=== Your task ===
Please return the full listing below without altering anything.

=== Data for this exercise ===
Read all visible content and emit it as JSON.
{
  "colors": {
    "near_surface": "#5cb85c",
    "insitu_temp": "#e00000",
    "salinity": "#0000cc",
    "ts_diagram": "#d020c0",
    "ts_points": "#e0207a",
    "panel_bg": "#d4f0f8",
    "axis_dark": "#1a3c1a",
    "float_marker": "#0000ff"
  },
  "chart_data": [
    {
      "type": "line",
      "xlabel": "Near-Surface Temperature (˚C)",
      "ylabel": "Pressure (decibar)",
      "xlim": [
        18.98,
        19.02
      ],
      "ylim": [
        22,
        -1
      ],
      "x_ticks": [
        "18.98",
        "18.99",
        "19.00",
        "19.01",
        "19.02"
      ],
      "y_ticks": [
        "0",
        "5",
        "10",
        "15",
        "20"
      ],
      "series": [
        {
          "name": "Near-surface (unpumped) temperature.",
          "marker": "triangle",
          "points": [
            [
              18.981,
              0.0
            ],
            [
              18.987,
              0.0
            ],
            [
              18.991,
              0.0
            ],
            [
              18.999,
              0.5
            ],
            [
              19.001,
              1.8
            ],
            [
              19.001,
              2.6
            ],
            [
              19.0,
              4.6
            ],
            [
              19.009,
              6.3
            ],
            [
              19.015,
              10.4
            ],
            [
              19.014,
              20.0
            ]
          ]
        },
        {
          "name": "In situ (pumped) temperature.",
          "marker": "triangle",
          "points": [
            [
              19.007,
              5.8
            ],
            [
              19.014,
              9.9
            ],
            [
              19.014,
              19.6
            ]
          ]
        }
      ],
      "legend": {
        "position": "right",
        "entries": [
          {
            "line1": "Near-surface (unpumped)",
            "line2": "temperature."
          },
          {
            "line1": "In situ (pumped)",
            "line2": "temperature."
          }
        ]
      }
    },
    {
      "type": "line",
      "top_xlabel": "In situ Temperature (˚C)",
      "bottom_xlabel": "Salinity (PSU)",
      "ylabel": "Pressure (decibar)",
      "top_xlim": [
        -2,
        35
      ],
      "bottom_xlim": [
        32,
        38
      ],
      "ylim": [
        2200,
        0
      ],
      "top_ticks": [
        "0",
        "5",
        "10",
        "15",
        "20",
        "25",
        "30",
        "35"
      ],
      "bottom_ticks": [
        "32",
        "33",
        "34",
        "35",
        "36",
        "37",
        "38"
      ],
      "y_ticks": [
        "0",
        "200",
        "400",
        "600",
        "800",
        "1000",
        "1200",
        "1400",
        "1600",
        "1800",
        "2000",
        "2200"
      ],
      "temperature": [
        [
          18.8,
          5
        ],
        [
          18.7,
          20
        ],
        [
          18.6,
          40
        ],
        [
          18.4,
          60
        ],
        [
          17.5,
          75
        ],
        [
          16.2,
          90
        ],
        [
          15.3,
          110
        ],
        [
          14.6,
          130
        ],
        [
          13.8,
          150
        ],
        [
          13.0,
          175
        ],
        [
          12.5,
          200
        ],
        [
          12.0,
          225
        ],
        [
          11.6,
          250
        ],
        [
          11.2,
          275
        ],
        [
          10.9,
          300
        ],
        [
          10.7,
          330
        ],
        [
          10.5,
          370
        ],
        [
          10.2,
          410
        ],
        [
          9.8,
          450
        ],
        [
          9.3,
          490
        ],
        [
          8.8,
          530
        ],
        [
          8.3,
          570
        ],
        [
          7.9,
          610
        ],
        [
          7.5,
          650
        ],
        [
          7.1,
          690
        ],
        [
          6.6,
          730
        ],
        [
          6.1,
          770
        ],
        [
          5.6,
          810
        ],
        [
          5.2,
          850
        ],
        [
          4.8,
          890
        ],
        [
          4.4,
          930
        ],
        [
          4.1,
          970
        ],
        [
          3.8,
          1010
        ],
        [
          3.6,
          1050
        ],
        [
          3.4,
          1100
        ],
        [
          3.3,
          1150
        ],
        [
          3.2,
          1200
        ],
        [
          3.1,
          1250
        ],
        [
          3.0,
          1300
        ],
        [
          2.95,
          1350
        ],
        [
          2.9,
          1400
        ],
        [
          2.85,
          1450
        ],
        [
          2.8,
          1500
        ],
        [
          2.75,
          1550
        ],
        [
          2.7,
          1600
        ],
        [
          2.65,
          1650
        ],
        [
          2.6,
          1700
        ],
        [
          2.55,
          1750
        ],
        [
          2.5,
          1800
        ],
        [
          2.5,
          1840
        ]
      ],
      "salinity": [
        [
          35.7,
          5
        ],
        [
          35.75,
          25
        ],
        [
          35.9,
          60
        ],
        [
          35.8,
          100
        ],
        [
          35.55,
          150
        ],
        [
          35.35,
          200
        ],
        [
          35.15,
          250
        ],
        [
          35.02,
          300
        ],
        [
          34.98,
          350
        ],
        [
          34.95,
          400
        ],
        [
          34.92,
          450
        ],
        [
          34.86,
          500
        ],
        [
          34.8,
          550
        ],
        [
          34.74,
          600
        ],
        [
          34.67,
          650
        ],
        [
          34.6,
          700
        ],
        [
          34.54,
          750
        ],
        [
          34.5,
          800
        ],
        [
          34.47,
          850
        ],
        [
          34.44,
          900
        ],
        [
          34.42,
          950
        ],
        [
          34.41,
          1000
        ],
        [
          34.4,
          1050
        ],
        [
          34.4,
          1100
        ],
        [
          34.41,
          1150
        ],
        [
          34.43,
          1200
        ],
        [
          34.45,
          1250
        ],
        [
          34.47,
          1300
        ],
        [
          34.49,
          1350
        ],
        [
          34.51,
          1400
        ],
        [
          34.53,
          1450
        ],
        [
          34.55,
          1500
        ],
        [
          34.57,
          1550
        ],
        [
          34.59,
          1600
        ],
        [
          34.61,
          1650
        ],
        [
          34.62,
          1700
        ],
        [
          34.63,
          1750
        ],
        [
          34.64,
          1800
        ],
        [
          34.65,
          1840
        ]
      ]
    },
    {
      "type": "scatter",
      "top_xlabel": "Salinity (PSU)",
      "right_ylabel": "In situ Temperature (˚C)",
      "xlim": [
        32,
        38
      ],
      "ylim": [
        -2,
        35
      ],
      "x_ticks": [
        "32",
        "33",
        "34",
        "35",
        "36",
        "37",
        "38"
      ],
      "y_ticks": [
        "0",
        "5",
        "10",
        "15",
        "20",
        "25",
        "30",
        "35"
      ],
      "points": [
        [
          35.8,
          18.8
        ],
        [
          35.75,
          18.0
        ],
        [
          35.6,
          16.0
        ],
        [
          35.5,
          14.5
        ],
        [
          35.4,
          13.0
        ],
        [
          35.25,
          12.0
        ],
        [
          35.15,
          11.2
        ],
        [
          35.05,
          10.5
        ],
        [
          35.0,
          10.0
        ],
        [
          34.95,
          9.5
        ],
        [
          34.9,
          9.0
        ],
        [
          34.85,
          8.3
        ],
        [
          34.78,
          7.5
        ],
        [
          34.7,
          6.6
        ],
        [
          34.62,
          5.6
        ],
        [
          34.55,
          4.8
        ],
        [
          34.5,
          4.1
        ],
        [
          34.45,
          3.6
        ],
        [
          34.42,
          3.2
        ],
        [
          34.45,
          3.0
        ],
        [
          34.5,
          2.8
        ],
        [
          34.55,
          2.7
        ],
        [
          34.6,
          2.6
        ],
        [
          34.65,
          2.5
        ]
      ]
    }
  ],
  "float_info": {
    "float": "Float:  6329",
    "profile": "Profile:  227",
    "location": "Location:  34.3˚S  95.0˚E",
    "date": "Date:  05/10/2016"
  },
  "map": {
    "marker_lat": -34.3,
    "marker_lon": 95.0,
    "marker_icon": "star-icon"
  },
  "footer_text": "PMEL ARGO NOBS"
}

=== Output of the task ===
Read all visible content and emit it as JSON.
{
  "colors": {
    "near_surface": "#5cb85c",
    "insitu_temp": "#e00000",
    "salinity": "#0000cc",
    "ts_diagram": "#d020c0",
    "ts_points": "#e0207a",
    "panel_bg": "#d4f0f8",
    "axis_dark": "#1a3c1a",
    "float_marker": "#0000ff"
  },
  "chart_data": [
    {
      "type": "line",
      "xlabel": "Near-Surface Temperature (˚C)",
      "ylabel": "Pressure (decibar)",
      "xlim": [
        18.98,
        19.02
      ],
      "ylim": [
        22,
        -1
      ],
      "x_ticks": [
        "18.98",
        "18.99",
        "19.00",
        "19.01",
        "19.02"
      ],
      "y_ticks": [
        "0",
        "5",
        "10",
        "15",
        "20"
      ],
      "series": [
        {
          "name": "Near-surface (unpumped) temperature.",
          "marker": "triangle",
          "points": [
            [
              18.981,
              0.0
            ],
            [
              18.987,
              0.0
            ],
            [
              18.991,
              0.0
            ],
            [
              18.999,
              0.5
            ],
            [
              19.001,
              1.8
            ],
            [
              19.001,
              2.6
            ],
            [
              19.0,
              4.6
            ],
            [
              19.009,
              6.3
            ],
            [
              19.015,
              10.4
            ],
            [
              19.014,
              20.0
            ]
          ]
        },
        {
          "name": "In situ (pumped) temperature.",
          "marker": "triangle",
          "points": [
            [
              19.007,
              5.8
            ],
            [
              19.014,
              9.9
            ],
            [
              19.014,
              19.6
            ]
          ]
        }
      ],
      "legend": {
        "position": "right",
        "entries": [
          {
            "line1": "Near-surface (unpumped)",
            "line2": "temperature."
          },
          {
            "line1": "In situ (pumped)",
            "line2": "temperature."
          }
        ]
      }
    },
    {
      "type": "line",
      "top_xlabel": "In situ Temperature (˚C)",
      "bottom_xlabel": "Salinity (PSU)",
      "ylabel": "Pressure (decibar)",
      "top_xlim": [
        -2,
        35
      ],
      "bottom_xlim": [
        32,
        38
      ],
      "ylim": [
        2200,
        0
      ],
      "top_ticks": [
        "0",
        "5",
        "10",
        "15",
        "20",
        "25",
        "30",
        "35"
      ],
      "bottom_ticks": [
        "32",
        "33",
        "34",
        "35",
        "36",
        "37",
        "38"
      ],
      "y_ticks": [
        "0",
        "200",
        "400",
        "600",
        "800",
        "1000",
        "1200",
        "1400",
        "1600",
        "1800",
        "2000",
        "2200"
      ],
      "temperature": [
        [
          18.8,
          5
        ],
        [
          18.7,
          20
        ],
        [
          18.6,
          40
        ],
        [
          18.4,
          60
        ],
        [
          17.5,
          75
        ],
        [
          16.2,
          90
        ],
        [
          15.3,
          110
        ],
        [
          14.6,
          130
        ],
        [
          13.8,
          150
        ],
        [
          13.0,
          175
        ],
        [
          12.5,
          200
        ],
        [
          12.0,
          225
        ],
        [
          11.6,
          250
        ],
        [
          11.2,
          275
        ],
        [
          10.9,
          300
        ],
        [
          10.7,
          330
        ],
        [
          10.5,
          370
        ],
        [
          10.2,
          410
        ],
        [
          9.8,
          450
        ],
        [
          9.3,
          490
        ],
        [
          8.8,
          530
        ],
        [
          8.3,
          570
        ],
        [
          7.9,
          610
        ],
        [
          7.5,
          650
        ],
        [
          7.1,
          690
        ],
        [
          6.6,
          730
        ],
        [
          6.1,
          770
        ],
        [
          5.6,
          810
        ],
        [
          5.2,
          850
        ],
        [
          4.8,
          890
        ],
        [
          4.4,
          930
        ],
        [
          4.1,
          970
        ],
        [
          3.8,
          1010
        ],
        [
          3.6,
          1050
        ],
        [
          3.4,
          1100
        ],
        [
          3.3,
          1150
        ],
        [
          3.2,
          1200
        ],
        [
          3.1,
          1250
        ],
        [
          3.0,
          1300
        ],
        [
          2.95,
          1350
        ],
        [
          2.9,
          1400
        ],
        [
          2.85,
          1450
        ],
        [
          2.8,
          1500
        ],
        [
          2.75,
          1550
        ],
        [
          2.7,
          1600
        ],
        [
          2.65,
          1650
        ],
        [
          2.6,
          1700
        ],
        [
          2.55,
          1750
        ],
        [
          2.5,
          1800
        ],
        [
          2.5,
          1840
        ]
      ],
      "salinity": [
        [
          35.7,
          5
        ],
        [
          35.75,
          25
        ],
        [
          35.9,
          60
        ],
        [
          35.8,
          100
        ],
        [
          35.55,
          150
        ],
        [
          35.35,
          200
        ],
        [
          35.15,
          250
        ],
        [
          35.02,
          300
        ],
        [
          34.98,
          350
        ],
        [
          34.95,
          400
        ],
        [
          34.92,
          450
        ],
        [
          34.86,
          500
        ],
        [
          34.8,
          550
        ],
        [
          34.74,
          600
        ],
        [
          34.67,
          650
        ],
        [
          34.6,
          700
        ],
        [
          34.54,
          750
        ],
        [
          34.5,
          800
        ],
        [
          34.47,
          850
        ],
        [
          34.44,
          900
        ],
        [
          34.42,
          950
        ],
        [
          34.41,
          1000
        ],
        [
          34.4,
          1050
        ],
        [
          34.4,
          1100
        ],
        [
          34.41,
          1150
        ],
        [
          34.43,
          1200
        ],
        [
          34.45,
          1250
        ],
        [
          34.47,
          1300
        ],
        [
          34.49,
          1350
        ],
        [
          34.51,
          1400
        ],
        [
          34.53,
          1450
        ],
        [
          34.55,
          1500
        ],
        [
          34.57,
          1550
        ],
        [
          34.59,
          1600
        ],
        [
          34.61,
          1650
        ],
        [
          34.62,
          1700
        ],
        [
          34.63,
          1750
        ],
        [
          34.64,
          1800
        ],
        [
          34.65,
          1840
        ]
      ]
    },
    {
      "type": "scatter",
      "top_xlabel": "Salinity (PSU)",
      "right_ylabel": "In situ Temperature (˚C)",
      "xlim": [
        32,
        38
      ],
      "ylim": [
        -2,
        35
      ],
      "x_ticks": [
        "32",
        "33",
        "34",
        "35",
        "36",
        "37",
        "38"
      ],
      "y_ticks": [
        "0",
        "5",
        "10",
        "15",
        "20",
        "25",
        "30",
        "35"
      ],
      "points": [
        [
          35.8,
          18.8
        ],
        [
          35.75,
          18.0
        ],
        [
          35.6,
          16.0
        ],
        [
          35.5,
          14.5
        ],
        [
          35.4,
          13.0
        ],
        [
          35.25,
          12.0
        ],
        [
          35.15,
          11.2
        ],
        [
          35.05,
          10.5
        ],
        [
          35.0,
          10.0
        ],
        [
          34.95,
          9.5
        ],
        [
          34.9,
          9.0
        ],
        [
          34.85,
          8.3
        ],
        [
          34.78,
          7.5
        ],
        [
          34.7,
          6.6
        ],
        [
          34.62,
          5.6
        ],
        [
          34.55,
          4.8
        ],
        [
          34.5,
          4.1
        ],
        [
          34.45,
          3.6
        ],
        [
          34.42,
          3.2
        ],
        [
          34.45,
          3.0
        ],
        [
          34.5,
          2.8
        ],
        [
          34.55,
          2.7
        ],
        [
          34.6,
          2.6
        ],
        [
          34.65,
          2.5
        ]
      ]
    }
  ],
  "float_info": {
    "float": "Float:  6329",
    "profile": "Profile:  227",
    "location": "Location:  34.3˚S  95.0˚E",
    "date": "Date:  05/10/2016"
  },
  "map": {
    "marker_lat": -34.3,
    "marker_lon": 95.0,
    "marker_icon": "star-icon"
  },
  "footer_text": "PMEL ARGO NOBS"
}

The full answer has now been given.